(GIVEN INSTRUCTION): Output the line that contains "Serialize everything readable" and every line after it to the end of the entries, with nothing added or left out.

=== EXERCISE INPUTS ===

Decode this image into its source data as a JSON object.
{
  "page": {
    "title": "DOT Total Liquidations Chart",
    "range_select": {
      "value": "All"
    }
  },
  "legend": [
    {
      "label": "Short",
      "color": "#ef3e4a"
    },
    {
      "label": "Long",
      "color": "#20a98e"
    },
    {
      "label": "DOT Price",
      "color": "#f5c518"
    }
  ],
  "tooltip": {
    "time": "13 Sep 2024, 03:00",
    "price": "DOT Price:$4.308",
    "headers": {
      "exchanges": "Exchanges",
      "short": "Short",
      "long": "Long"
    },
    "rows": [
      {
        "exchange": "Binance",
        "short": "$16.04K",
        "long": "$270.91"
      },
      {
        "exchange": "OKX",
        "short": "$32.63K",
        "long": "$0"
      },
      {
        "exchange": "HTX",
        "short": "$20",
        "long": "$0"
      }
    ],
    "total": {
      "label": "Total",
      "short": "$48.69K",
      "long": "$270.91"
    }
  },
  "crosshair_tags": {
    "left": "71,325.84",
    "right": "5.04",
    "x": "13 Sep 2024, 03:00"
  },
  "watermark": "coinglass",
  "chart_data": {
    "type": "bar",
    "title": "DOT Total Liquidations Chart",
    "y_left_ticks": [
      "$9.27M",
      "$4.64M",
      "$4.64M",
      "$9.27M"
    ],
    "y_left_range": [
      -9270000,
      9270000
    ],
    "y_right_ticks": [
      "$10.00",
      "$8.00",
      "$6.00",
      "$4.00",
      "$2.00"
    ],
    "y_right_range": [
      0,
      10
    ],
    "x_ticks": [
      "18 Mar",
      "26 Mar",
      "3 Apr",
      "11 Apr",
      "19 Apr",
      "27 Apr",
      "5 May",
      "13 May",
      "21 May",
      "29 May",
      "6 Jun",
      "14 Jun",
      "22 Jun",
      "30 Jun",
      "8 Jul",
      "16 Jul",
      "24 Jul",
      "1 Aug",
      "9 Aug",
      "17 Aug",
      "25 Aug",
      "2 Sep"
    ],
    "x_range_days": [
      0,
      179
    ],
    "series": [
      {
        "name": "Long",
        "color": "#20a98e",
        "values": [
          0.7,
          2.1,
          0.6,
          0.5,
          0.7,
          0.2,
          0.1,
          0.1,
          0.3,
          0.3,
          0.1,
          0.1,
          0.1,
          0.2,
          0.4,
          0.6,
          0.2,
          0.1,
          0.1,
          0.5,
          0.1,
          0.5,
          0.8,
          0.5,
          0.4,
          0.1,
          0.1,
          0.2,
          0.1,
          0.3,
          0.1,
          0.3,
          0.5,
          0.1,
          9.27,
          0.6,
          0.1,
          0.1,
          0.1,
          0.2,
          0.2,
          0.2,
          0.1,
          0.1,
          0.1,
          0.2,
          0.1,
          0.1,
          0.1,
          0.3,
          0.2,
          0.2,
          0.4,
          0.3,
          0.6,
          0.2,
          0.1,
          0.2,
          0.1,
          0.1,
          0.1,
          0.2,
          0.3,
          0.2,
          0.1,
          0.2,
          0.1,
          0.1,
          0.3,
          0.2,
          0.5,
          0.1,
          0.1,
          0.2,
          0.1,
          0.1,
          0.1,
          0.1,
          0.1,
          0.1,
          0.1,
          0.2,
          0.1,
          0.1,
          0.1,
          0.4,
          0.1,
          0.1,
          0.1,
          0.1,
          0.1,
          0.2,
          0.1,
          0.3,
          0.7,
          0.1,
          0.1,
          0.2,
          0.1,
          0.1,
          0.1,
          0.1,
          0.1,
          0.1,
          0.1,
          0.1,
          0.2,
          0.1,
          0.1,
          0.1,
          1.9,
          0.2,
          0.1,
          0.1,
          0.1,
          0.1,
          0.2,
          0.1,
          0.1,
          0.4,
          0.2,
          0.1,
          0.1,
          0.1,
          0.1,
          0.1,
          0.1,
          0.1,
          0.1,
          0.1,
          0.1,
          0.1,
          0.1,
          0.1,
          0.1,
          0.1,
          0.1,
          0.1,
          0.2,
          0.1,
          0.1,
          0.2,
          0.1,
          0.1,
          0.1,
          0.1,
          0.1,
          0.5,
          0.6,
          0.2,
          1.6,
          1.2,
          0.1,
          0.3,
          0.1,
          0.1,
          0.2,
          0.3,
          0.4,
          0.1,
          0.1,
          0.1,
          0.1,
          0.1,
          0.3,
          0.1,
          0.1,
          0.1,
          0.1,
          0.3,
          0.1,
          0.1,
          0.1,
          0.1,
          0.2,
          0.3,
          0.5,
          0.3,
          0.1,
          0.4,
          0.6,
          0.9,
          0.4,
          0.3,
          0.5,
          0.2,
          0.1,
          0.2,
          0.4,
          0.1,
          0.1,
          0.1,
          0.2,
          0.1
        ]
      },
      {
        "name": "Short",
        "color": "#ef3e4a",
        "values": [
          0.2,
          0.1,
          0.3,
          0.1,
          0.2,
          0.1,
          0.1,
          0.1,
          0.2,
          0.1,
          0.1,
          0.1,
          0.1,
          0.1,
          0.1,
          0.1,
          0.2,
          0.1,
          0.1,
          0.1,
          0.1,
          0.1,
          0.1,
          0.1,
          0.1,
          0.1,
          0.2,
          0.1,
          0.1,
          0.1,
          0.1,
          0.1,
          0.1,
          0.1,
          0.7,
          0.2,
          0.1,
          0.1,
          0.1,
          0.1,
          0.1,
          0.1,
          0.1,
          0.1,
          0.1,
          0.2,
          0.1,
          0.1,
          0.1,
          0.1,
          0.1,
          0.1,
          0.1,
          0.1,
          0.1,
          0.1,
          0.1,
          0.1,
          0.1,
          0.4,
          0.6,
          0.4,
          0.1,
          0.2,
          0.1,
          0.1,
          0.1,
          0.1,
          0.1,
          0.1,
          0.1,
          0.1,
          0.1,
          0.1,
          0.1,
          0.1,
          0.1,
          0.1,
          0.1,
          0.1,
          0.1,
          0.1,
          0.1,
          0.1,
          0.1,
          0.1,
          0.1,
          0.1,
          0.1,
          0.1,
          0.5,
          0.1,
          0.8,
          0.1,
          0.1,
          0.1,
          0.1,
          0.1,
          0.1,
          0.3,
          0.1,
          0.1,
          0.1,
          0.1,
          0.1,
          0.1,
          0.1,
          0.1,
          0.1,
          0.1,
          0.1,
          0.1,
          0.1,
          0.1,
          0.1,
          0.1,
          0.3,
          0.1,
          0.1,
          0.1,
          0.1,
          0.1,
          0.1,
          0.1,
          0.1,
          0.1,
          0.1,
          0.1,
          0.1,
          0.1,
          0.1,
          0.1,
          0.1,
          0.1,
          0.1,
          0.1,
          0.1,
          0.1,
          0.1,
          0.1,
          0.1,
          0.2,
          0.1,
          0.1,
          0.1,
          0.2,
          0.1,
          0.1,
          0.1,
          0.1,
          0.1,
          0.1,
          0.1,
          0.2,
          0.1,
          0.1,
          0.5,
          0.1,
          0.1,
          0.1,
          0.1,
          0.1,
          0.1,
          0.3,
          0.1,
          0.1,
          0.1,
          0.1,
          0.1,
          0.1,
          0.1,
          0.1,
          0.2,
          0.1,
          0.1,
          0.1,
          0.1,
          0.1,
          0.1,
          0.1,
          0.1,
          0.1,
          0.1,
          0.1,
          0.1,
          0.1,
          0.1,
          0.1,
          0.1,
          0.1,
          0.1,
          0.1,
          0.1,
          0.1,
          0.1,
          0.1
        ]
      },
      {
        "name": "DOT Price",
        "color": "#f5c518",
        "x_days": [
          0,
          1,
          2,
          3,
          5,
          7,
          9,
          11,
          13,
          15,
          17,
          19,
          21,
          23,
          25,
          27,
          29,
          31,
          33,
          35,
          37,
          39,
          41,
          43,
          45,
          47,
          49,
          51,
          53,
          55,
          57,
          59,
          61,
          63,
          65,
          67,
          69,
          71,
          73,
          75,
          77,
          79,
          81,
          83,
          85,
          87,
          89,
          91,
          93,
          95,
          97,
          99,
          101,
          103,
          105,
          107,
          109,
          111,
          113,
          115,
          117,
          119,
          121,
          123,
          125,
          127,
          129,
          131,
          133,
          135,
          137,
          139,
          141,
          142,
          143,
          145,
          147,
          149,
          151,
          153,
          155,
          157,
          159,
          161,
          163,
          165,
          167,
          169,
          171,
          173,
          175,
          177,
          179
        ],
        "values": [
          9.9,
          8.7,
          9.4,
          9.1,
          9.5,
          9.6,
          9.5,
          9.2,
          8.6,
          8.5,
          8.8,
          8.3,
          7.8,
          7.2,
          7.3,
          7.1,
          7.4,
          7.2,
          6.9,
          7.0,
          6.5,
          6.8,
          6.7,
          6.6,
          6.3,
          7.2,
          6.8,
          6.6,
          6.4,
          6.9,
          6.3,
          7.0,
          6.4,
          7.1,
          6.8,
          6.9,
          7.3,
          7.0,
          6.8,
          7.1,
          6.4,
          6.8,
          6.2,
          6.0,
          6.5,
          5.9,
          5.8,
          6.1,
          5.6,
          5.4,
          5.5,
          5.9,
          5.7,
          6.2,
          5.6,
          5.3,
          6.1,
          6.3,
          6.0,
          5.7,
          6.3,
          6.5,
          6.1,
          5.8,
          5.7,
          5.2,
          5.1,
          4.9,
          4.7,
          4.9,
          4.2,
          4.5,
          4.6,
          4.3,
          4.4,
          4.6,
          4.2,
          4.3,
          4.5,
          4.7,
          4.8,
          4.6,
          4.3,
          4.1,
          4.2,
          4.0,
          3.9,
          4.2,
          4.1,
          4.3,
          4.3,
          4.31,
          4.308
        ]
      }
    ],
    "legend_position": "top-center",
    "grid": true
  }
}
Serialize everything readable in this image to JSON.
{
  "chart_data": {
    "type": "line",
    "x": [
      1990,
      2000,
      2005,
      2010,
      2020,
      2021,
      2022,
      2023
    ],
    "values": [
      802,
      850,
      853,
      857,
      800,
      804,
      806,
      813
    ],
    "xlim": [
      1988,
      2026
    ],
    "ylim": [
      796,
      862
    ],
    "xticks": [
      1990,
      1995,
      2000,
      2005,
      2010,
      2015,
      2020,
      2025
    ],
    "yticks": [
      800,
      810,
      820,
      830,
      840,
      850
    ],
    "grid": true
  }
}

===

(SOLUTION):
Serialize everything readable in this image to JSON.
{
  "chart_data": {
    "type": "line",
    "x": [
      1990,
      2000,
      2005,
      2010,
      2020,
      2021,
      2022,
      2023
    ],
    "values": [
      802,
      850,
      853,
      857,
      800,
      804,
      806,
      813
    ],
    "xlim": [
      1988,
      2026
    ],
    "ylim": [
      796,
      862
    ],
    "xticks": [
      1990,
      1995,
      2000,
      2005,
      2010,
      2015,
      2020,
      2025
    ],
    "yticks": [
      800,
      810,
      820,
      830,
      840,
      850
    ],
    "grid": true
  }
}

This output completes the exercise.